** START Stored records **

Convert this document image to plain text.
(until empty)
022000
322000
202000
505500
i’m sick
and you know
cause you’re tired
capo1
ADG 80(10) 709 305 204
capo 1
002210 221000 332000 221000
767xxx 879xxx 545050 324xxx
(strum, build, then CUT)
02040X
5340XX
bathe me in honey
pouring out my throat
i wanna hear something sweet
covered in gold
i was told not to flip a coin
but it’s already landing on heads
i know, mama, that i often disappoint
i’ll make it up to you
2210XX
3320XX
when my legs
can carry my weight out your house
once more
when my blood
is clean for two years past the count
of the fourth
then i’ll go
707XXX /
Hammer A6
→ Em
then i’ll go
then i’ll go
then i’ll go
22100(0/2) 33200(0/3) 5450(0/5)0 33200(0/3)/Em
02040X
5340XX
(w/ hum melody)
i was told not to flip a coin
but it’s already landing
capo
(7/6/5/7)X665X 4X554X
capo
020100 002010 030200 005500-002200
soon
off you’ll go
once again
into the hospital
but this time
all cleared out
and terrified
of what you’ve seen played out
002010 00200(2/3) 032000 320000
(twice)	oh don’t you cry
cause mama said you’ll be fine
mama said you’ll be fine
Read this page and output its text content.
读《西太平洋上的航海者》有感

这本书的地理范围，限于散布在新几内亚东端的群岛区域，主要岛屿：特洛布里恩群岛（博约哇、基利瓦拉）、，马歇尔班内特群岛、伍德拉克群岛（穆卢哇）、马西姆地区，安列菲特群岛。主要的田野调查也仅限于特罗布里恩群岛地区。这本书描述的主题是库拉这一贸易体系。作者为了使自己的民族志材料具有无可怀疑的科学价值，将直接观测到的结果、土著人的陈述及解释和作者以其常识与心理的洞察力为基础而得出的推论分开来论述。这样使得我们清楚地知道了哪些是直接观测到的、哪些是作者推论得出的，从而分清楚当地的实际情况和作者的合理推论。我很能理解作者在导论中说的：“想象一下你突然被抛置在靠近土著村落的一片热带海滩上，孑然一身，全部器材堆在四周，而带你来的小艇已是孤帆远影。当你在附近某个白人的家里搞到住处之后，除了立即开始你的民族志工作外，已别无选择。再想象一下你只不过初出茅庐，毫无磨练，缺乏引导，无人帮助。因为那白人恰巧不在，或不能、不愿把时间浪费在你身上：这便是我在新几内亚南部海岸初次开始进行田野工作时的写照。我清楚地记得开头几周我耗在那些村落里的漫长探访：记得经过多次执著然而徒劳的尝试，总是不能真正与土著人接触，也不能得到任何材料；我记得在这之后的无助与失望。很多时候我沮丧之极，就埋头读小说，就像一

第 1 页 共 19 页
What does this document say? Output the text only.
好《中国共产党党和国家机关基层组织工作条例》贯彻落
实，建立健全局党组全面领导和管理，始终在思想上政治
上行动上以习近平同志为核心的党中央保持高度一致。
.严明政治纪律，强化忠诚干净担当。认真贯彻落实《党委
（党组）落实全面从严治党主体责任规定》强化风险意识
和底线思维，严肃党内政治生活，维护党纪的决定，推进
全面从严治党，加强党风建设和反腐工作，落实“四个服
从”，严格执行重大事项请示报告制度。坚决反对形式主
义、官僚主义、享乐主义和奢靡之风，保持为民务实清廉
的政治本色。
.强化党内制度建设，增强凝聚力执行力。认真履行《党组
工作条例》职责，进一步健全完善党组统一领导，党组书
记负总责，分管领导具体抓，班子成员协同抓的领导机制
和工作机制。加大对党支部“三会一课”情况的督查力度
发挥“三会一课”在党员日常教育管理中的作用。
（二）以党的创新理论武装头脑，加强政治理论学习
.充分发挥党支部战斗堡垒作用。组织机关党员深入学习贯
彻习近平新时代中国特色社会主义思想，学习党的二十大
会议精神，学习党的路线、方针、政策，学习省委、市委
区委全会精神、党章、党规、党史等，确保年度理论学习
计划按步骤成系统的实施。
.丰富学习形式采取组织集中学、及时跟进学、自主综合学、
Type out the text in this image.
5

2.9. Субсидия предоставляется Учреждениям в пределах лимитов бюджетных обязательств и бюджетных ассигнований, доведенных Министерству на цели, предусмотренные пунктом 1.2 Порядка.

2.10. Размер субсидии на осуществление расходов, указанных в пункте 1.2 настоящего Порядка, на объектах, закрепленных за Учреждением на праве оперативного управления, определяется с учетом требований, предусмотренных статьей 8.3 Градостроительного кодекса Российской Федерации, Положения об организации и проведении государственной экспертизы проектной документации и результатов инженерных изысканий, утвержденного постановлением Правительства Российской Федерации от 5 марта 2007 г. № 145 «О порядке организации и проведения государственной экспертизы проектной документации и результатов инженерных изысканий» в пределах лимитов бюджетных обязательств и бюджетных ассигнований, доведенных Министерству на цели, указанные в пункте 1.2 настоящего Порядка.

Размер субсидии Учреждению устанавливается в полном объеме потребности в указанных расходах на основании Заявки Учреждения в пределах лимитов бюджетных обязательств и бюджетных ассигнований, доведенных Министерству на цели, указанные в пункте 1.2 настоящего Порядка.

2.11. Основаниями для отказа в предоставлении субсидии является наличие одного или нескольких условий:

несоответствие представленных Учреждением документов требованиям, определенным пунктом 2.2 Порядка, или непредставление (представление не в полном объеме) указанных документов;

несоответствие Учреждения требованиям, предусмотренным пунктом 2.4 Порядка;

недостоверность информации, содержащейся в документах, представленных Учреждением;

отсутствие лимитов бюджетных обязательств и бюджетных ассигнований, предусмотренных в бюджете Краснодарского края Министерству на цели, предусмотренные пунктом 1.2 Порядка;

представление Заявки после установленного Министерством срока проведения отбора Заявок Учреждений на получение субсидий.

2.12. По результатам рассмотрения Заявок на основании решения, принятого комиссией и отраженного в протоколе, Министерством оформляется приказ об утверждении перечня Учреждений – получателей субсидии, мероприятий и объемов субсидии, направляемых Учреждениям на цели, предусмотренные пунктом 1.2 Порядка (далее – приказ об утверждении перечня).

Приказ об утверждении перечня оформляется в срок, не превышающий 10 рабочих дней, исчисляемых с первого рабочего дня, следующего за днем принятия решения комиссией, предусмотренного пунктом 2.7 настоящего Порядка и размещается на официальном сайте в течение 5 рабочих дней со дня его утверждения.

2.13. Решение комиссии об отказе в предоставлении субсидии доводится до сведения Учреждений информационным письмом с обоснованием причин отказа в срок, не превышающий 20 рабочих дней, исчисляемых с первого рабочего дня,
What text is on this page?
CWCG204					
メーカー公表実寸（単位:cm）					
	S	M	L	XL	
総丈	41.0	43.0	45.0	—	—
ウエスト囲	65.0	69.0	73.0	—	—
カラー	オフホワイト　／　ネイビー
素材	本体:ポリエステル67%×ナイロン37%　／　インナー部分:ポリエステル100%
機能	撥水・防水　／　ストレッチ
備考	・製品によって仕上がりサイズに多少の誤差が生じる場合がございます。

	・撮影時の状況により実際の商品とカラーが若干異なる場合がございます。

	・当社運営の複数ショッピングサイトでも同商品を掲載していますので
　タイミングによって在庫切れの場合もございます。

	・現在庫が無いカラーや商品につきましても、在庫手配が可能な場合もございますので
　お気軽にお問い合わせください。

** END Stored records **

◆ What is being asked:
Select all lines with the word "document" from the entries above.

◆ Solution for this exercise:
Convert this document image to plain text.
What does this document say? Output the text only.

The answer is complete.